[Input]
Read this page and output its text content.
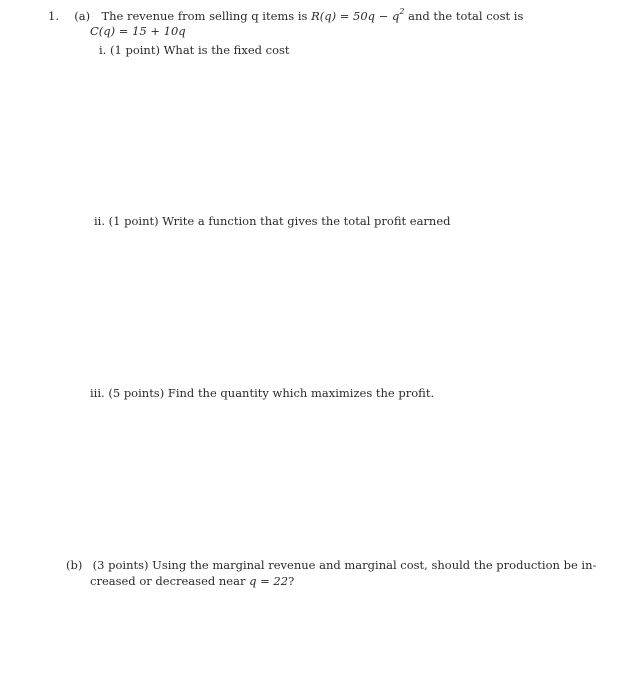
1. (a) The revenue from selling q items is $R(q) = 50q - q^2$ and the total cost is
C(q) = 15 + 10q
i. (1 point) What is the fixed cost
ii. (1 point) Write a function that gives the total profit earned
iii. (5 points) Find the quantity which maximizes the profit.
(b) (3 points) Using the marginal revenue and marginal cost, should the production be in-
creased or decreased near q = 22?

[Written task] Print the complete listing exactly as it stands, without its pictures.

[Completed task]
Read this page and output its text content.
1. (a) The revenue from selling q items is $R(q) = 50q - q^2$ and the total cost is
C(q) = 15 + 10q
i. (1 point) What is the fixed cost
ii. (1 point) Write a function that gives the total profit earned
iii. (5 points) Find the quantity which maximizes the profit.
(b) (3 points) Using the marginal revenue and marginal cost, should the production be in-
creased or decreased near q = 22?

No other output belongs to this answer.